Wife files a criminal complaint u/s 307 read with 34, 148A, 384, 324 of IPC. Husband and seven members of his family were arrested ! It is argued before the SC that this was a solitary criminal complaint and so cannot be cruelty ! However the Hon Sc concludes that Even ONE false criminal complaint by wife constitutes matrimonial cruelty, hence Divorce allowed !!

  • The marriage at Hyderabad on 11th February, 1989.
  • Male child born on 8th May, 1991, after which the Respondent-Wife, as per her pleadings, started suffering from Sheehan’s syndrome.
  • On the night of 29th/30th June, 1995, wife left the matrimonial house and ever since then she has been living with her brother, who is a senior IAS officer.
  • On 14th July, 1995, husband filed an original petition praying for divorce on the ground of cruelty as well as of the irretrievable breakdown of their marriage.
  • Wife retorted by filing a criminal complaint against the Appellant as well as seven members of his family for offences under Section 307 read with Sections 34, 148A, 384, 324 of the IPC, and Sections 4 and 6 of the Dowry Prohibition Act, 1961.
  • The Appellant-Husband and seven of his family members were arrested and incarcerated.
  • On 30th June, 2000, the Learned Vth Additional Metropolitan Sessions Judge, Mahila Court, Hyderabad, acquitted the Appellant and his family members, and this Order has attained finality.
  • The Honourable supreme court concludes that “…We unequivocally find that the Respondent-Wife had filed a false criminal complaint, and even one such complaint is sufficient to constitute matrimonial cruelty…”

SUPREME COURT OF INDIA
CIVIL APPEAL No. 1213 OF 2006
K.SRINIVAS vs K. SUNITA
Link : http://wp.me/p7s7-1Am


Cruelty&Divorce#21:

Unsubstantiated allegations of the wife tantamount to cruelty ! Bombay HC

Wife makes character assassination on the husband and repeats them in her WS before the lower court
* “….the wife had leveled allegations about relations of the husband with one lady by name Yamuna Adalkar….”
________________
*Your tasks*:
1) Please list every section of the IPC that the extract on cruelty and divorce cites.
2) Write the next part of the extract on cruelty and divorce, picking up right after its final line.

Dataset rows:
________________
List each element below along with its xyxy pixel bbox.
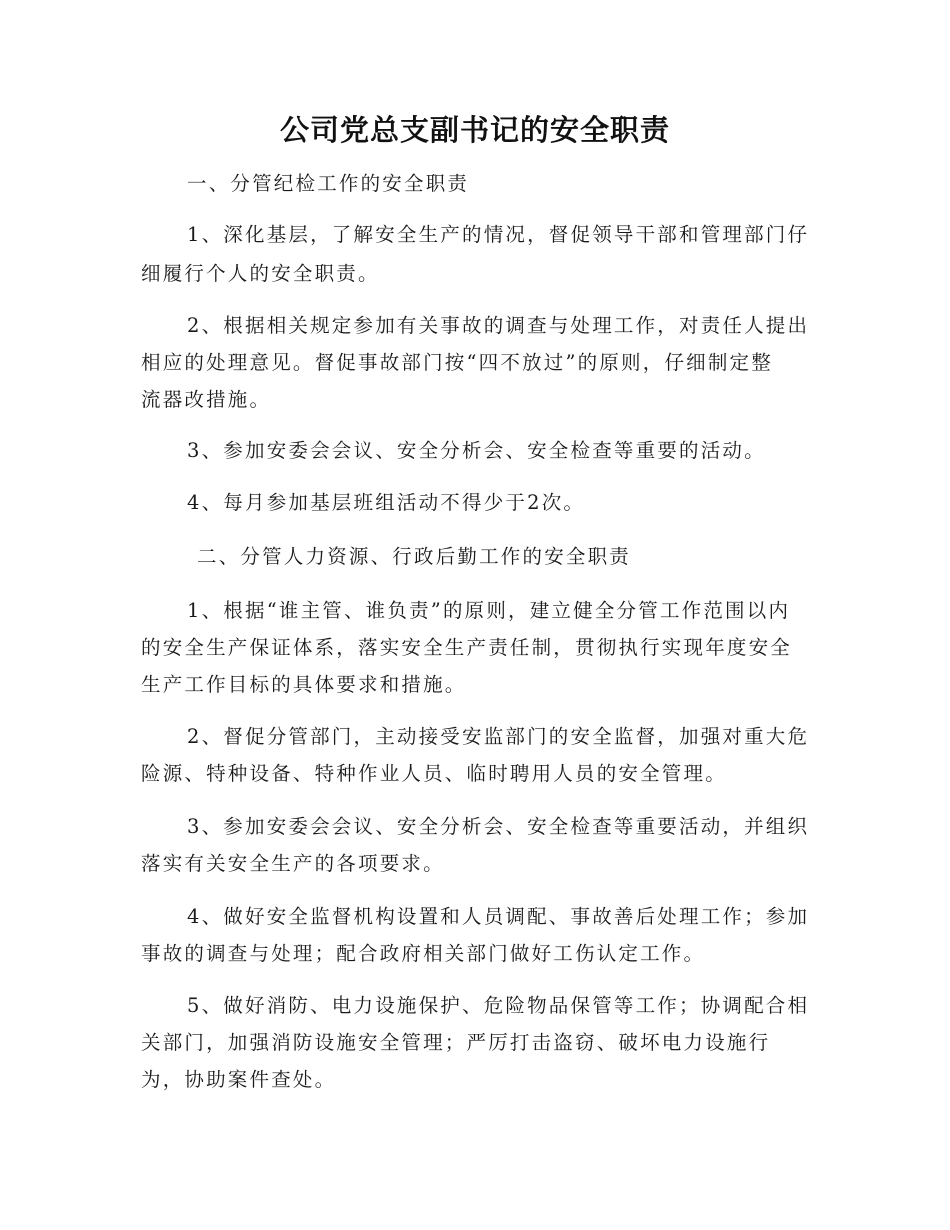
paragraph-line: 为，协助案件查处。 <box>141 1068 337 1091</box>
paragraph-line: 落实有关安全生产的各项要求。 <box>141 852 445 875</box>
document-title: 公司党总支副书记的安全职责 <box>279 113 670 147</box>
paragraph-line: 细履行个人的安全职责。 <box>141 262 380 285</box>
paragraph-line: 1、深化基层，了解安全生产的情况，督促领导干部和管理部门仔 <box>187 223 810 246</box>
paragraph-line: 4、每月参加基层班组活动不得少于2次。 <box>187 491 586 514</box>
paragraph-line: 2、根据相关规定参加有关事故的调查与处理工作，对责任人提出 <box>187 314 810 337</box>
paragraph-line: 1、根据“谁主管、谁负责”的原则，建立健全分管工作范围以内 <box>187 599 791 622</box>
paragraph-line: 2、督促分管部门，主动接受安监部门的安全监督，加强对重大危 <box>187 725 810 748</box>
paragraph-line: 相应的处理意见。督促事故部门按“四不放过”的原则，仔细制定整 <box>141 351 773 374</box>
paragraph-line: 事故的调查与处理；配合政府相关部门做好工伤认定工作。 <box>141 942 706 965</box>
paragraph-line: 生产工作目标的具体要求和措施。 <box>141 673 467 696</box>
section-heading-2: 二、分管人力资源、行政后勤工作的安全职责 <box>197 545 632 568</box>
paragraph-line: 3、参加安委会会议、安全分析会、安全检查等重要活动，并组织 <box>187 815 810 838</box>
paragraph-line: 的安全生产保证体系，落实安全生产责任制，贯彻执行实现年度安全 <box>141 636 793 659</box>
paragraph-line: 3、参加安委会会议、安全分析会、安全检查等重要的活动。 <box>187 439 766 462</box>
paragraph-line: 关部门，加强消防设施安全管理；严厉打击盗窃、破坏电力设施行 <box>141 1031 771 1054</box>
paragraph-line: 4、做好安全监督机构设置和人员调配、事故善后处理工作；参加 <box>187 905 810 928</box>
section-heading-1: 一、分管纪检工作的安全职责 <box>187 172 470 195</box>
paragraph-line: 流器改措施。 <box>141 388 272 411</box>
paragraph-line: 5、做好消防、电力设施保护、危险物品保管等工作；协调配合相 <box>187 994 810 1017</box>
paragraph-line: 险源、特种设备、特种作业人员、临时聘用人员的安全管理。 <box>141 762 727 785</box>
________________
*Outputs*:
1) 307, 34, 148A, 384, 324

2)
* “…even in the cross-examination, the wife has reiterated her stand about the husband having relations with the lady of the different caste. …wife had levelled allegations against the husband about the ilicit relations with Yamuna and that she has not proved those allegations….”
* “… on account of surrender of the premises at Pimpri Gaon by the wife without knowledge and consent of the husband, the husband was deprived of the said premises for no reason particularly when he wanted to retain the premises…..”
and so on

The Hon HC concludes
“…….we are inclined to observe that the unsubstantiated allegations levelled by the wife in the written statement as well as in her evidence as also evidence of her father amounted to mental cruelty as the wife has failed to prove those allegations by examining appropriate witness in support of the said allegations. In our view, the bare word of the wife or her father Haribhau, DW-2 who is treated by us as an interested witness, is not sufficient to accept that the wife has made good the allegations against the husband. The allegations are certainly serious and the husband is bound to undergo mental pain, agony and suffering. For the reasons mentioned aforesaid, we hold that the husband has been able to prove that the wife has treated the husband with cruelty…..”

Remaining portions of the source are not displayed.